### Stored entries
==*==

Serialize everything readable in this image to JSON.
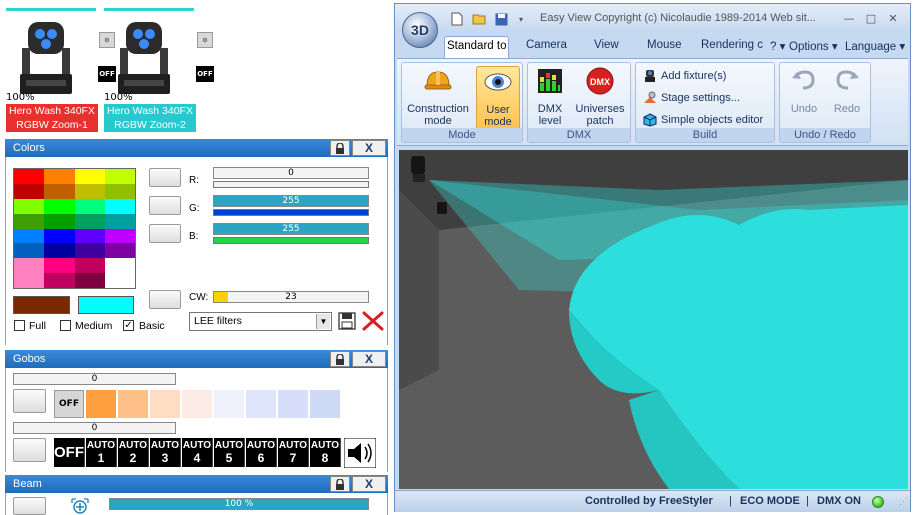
{
  "fixtures": [
    {
      "percent": "100%",
      "name": "Hero Wash 340FX",
      "mode": "RGBW Zoom-1",
      "label_color": "#e8312d",
      "bar_color": "#2ad7d7",
      "off_label": "OFF"
    },
    {
      "percent": "100%",
      "name": "Hero Wash 340FX",
      "mode": "RGBW Zoom-2",
      "label_color": "#27c9cf",
      "bar_color": "#2ad7d7",
      "off_label": "OFF"
    }
  ],
  "colors_panel": {
    "title": "Colors",
    "close_label": "X",
    "swatches": [
      "#ff0000",
      "#ff7f00",
      "#ffff00",
      "#bfff00",
      "#bf0000",
      "#bf5f00",
      "#bfbf00",
      "#8fbf00",
      "#7fff00",
      "#00ff00",
      "#00ff7f",
      "#00ffff",
      "#3f9f00",
      "#00a000",
      "#00a05f",
      "#009f9f",
      "#0080ff",
      "#0000ff",
      "#5f00ff",
      "#bf00ff",
      "#005fbf",
      "#0000a0",
      "#40009f",
      "#7f00a0",
      "#ff80c0",
      "#ff0080",
      "#bf0060",
      "#ffffff",
      "#ff80c0",
      "#c00060",
      "#7f0040",
      "#ffffff"
    ],
    "selected_left_color": "#7a2800",
    "selected_right_color": "#00ffff",
    "checkboxes": [
      {
        "label": "Full",
        "checked": false
      },
      {
        "label": "Medium",
        "checked": false
      },
      {
        "label": "Basic",
        "checked": true
      }
    ],
    "channels": [
      {
        "label": "R:",
        "value": "0",
        "percent": 0,
        "bar_color": "#29d3e0"
      },
      {
        "label": "G:",
        "value": "255",
        "percent": 100,
        "bar_color": "#0040d0"
      },
      {
        "label": "B:",
        "value": "255",
        "percent": 100,
        "bar_color": "#1fd64a"
      },
      {
        "label": "CW:",
        "value": "23",
        "percent": 9,
        "bar_color": "#ffd000"
      }
    ],
    "filter_dropdown": "LEE filters"
  },
  "gobos_panel": {
    "title": "Gobos",
    "close_label": "X",
    "value_1": "0",
    "value_2": "0",
    "off_label": "OFF",
    "gobo_colors": [
      "#ff9f40",
      "#ffc08a",
      "#ffdcc2",
      "#fdece6",
      "#eef0fb",
      "#dfe5fa",
      "#d6defa",
      "#cfdaf7"
    ],
    "auto_label": "AUTO",
    "auto_numbers": [
      "1",
      "2",
      "3",
      "4",
      "5",
      "6",
      "7",
      "8"
    ]
  },
  "beam_panel": {
    "title": "Beam",
    "close_label": "X",
    "value": "100 %"
  },
  "window": {
    "title": "Easy View   Copyright (c) Nicolaudie 1989-2014   Web sit...",
    "orb_label": "3D",
    "tabs": [
      "Standard to",
      "Camera",
      "View",
      "Mouse",
      "Rendering c",
      "Options",
      "Language"
    ],
    "help_label": "?",
    "groups": {
      "mode": {
        "label": "Mode",
        "construction": "Construction mode",
        "user": "User mode"
      },
      "dmx": {
        "label": "DMX",
        "level": "DMX level",
        "patch": "Universes patch"
      },
      "build": {
        "label": "Build",
        "add_fixture": "Add fixture(s)",
        "stage_settings": "Stage settings...",
        "objects_editor": "Simple objects editor"
      },
      "undo_redo": {
        "label": "Undo / Redo",
        "undo": "Undo",
        "redo": "Redo"
      }
    },
    "status": {
      "controlled_by": "Controlled by FreeStyler",
      "eco_mode": "ECO MODE",
      "dmx_on": "DMX ON"
    }
  }
}
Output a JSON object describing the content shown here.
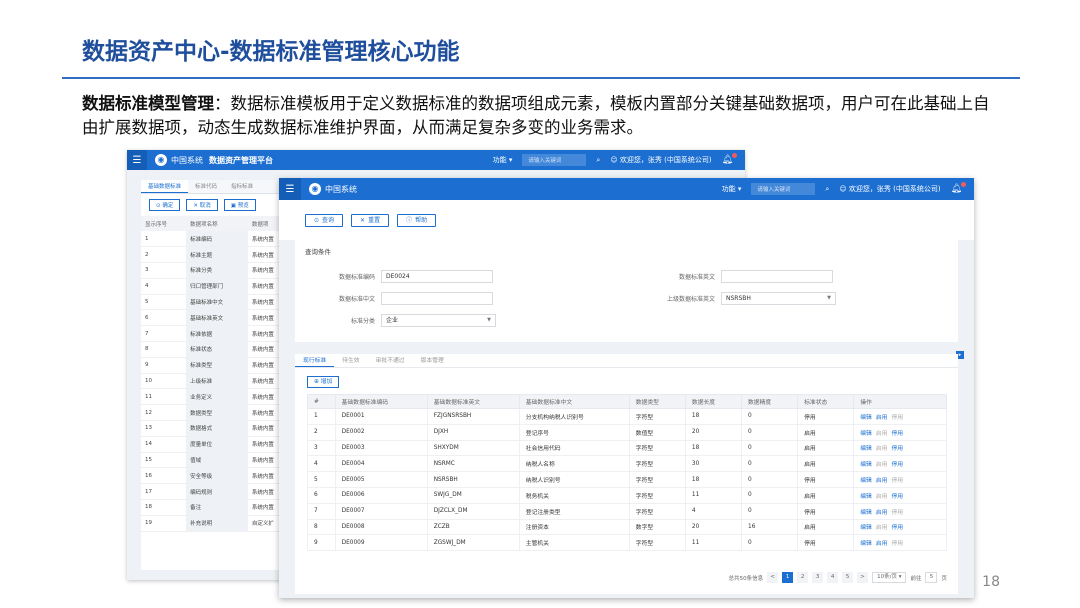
{
  "slide": {
    "title": "数据资产中心-数据标准管理核心功能",
    "desc_bold": "数据标准模型管理",
    "desc_text": "：数据标准模板用于定义数据标准的数据项组成元素，模板内置部分关键基础数据项，用户可在此基础上自由扩展数据项，动态生成数据标准维护界面，从而满足复杂多变的业务需求。",
    "page_number": "18"
  },
  "back_window": {
    "brand": "中国系统",
    "platform": "数据资产管理平台",
    "func": "功能",
    "search_placeholder": "请输入关键词",
    "welcome": "欢迎您，张秀 (中国系统公司)",
    "tabs": [
      "基础数据标准",
      "标准代码",
      "指标标准"
    ],
    "buttons": [
      "确定",
      "取消",
      "预览"
    ],
    "columns": [
      "显示序号",
      "数据项名称",
      "数据项"
    ],
    "rows": [
      [
        "1",
        "标准编码",
        "系统内置"
      ],
      [
        "2",
        "标准主题",
        "系统内置"
      ],
      [
        "3",
        "标准分类",
        "系统内置"
      ],
      [
        "4",
        "归口管理部门",
        "系统内置"
      ],
      [
        "5",
        "基础标准中文",
        "系统内置"
      ],
      [
        "6",
        "基础标准英文",
        "系统内置"
      ],
      [
        "7",
        "标准依据",
        "系统内置"
      ],
      [
        "8",
        "标准状态",
        "系统内置"
      ],
      [
        "9",
        "标准类型",
        "系统内置"
      ],
      [
        "10",
        "上级标准",
        "系统内置"
      ],
      [
        "11",
        "业务定义",
        "系统内置"
      ],
      [
        "12",
        "数据类型",
        "系统内置"
      ],
      [
        "13",
        "数据格式",
        "系统内置"
      ],
      [
        "14",
        "度量单位",
        "系统内置"
      ],
      [
        "15",
        "值域",
        "系统内置"
      ],
      [
        "16",
        "安全等级",
        "系统内置"
      ],
      [
        "17",
        "编码规则",
        "系统内置"
      ],
      [
        "18",
        "备注",
        "系统内置"
      ],
      [
        "19",
        "补充说明",
        "自定义扩"
      ]
    ]
  },
  "front_window": {
    "brand": "中国系统",
    "func": "功能",
    "search_placeholder": "请输入关键词",
    "welcome": "欢迎您，张秀 (中国系统公司)",
    "toolbar": [
      "查询",
      "重置",
      "帮助"
    ],
    "query": {
      "title": "查询条件",
      "code_label": "数据标准编码",
      "code_value": "DE0024",
      "en_label": "数据标准英文",
      "en_value": "",
      "cn_label": "数据标准中文",
      "cn_value": "",
      "parent_label": "上级数据标准英文",
      "parent_value": "NSRSBH",
      "cat_label": "标准分类",
      "cat_value": "企业"
    },
    "tabs": [
      "现行标准",
      "待生效",
      "审批不通过",
      "版本管理"
    ],
    "add_label": "增加",
    "columns": [
      "#",
      "基础数据标准编码",
      "基础数据标准英文",
      "基础数据标准中文",
      "数据类型",
      "数据长度",
      "数据精度",
      "标准状态",
      "操作"
    ],
    "rows": [
      {
        "no": "1",
        "code": "DE0001",
        "en": "FZJGNSRSBH",
        "cn": "分支机构纳税人识别号",
        "type": "字符型",
        "len": "18",
        "prec": "0",
        "status": "停用",
        "ops": [
          "编辑",
          "启用",
          "停用"
        ],
        "active": [
          true,
          true,
          false
        ]
      },
      {
        "no": "2",
        "code": "DE0002",
        "en": "DJXH",
        "cn": "登记序号",
        "type": "数值型",
        "len": "20",
        "prec": "0",
        "status": "启用",
        "ops": [
          "编辑",
          "启用",
          "停用"
        ],
        "active": [
          true,
          false,
          true
        ]
      },
      {
        "no": "3",
        "code": "DE0003",
        "en": "SHXYDM",
        "cn": "社会信用代码",
        "type": "字符型",
        "len": "18",
        "prec": "0",
        "status": "启用",
        "ops": [
          "编辑",
          "启用",
          "停用"
        ],
        "active": [
          true,
          false,
          true
        ]
      },
      {
        "no": "4",
        "code": "DE0004",
        "en": "NSRMC",
        "cn": "纳税人名称",
        "type": "字符型",
        "len": "30",
        "prec": "0",
        "status": "启用",
        "ops": [
          "编辑",
          "启用",
          "停用"
        ],
        "active": [
          true,
          false,
          true
        ]
      },
      {
        "no": "5",
        "code": "DE0005",
        "en": "NSRSBH",
        "cn": "纳税人识别号",
        "type": "字符型",
        "len": "18",
        "prec": "0",
        "status": "停用",
        "ops": [
          "编辑",
          "启用",
          "停用"
        ],
        "active": [
          true,
          true,
          false
        ]
      },
      {
        "no": "6",
        "code": "DE0006",
        "en": "SWJG_DM",
        "cn": "税务机关",
        "type": "字符型",
        "len": "11",
        "prec": "0",
        "status": "启用",
        "ops": [
          "编辑",
          "启用",
          "停用"
        ],
        "active": [
          true,
          false,
          true
        ]
      },
      {
        "no": "7",
        "code": "DE0007",
        "en": "DJZCLX_DM",
        "cn": "登记注册类型",
        "type": "字符型",
        "len": "4",
        "prec": "0",
        "status": "停用",
        "ops": [
          "编辑",
          "启用",
          "停用"
        ],
        "active": [
          true,
          true,
          false
        ]
      },
      {
        "no": "8",
        "code": "DE0008",
        "en": "ZCZB",
        "cn": "注册资本",
        "type": "数字型",
        "len": "20",
        "prec": "16",
        "status": "启用",
        "ops": [
          "编辑",
          "启用",
          "停用"
        ],
        "active": [
          true,
          false,
          true
        ]
      },
      {
        "no": "9",
        "code": "DE0009",
        "en": "ZGSWJ_DM",
        "cn": "主管机关",
        "type": "字符型",
        "len": "11",
        "prec": "0",
        "status": "停用",
        "ops": [
          "编辑",
          "启用",
          "停用"
        ],
        "active": [
          true,
          true,
          false
        ]
      }
    ],
    "pager": {
      "total": "总共50条信息",
      "pages": [
        "1",
        "2",
        "3",
        "4",
        "5"
      ],
      "current": "1",
      "prev": "<",
      "next": ">",
      "page_size": "10条/页",
      "goto_label": "前往",
      "goto_value": "5",
      "goto_suffix": "页"
    }
  }
}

==*==

### WHAT YOU WILL DO
Count every line in the listing above that holds "JSON", then report only the count.

### WRITTEN RESPONSE
2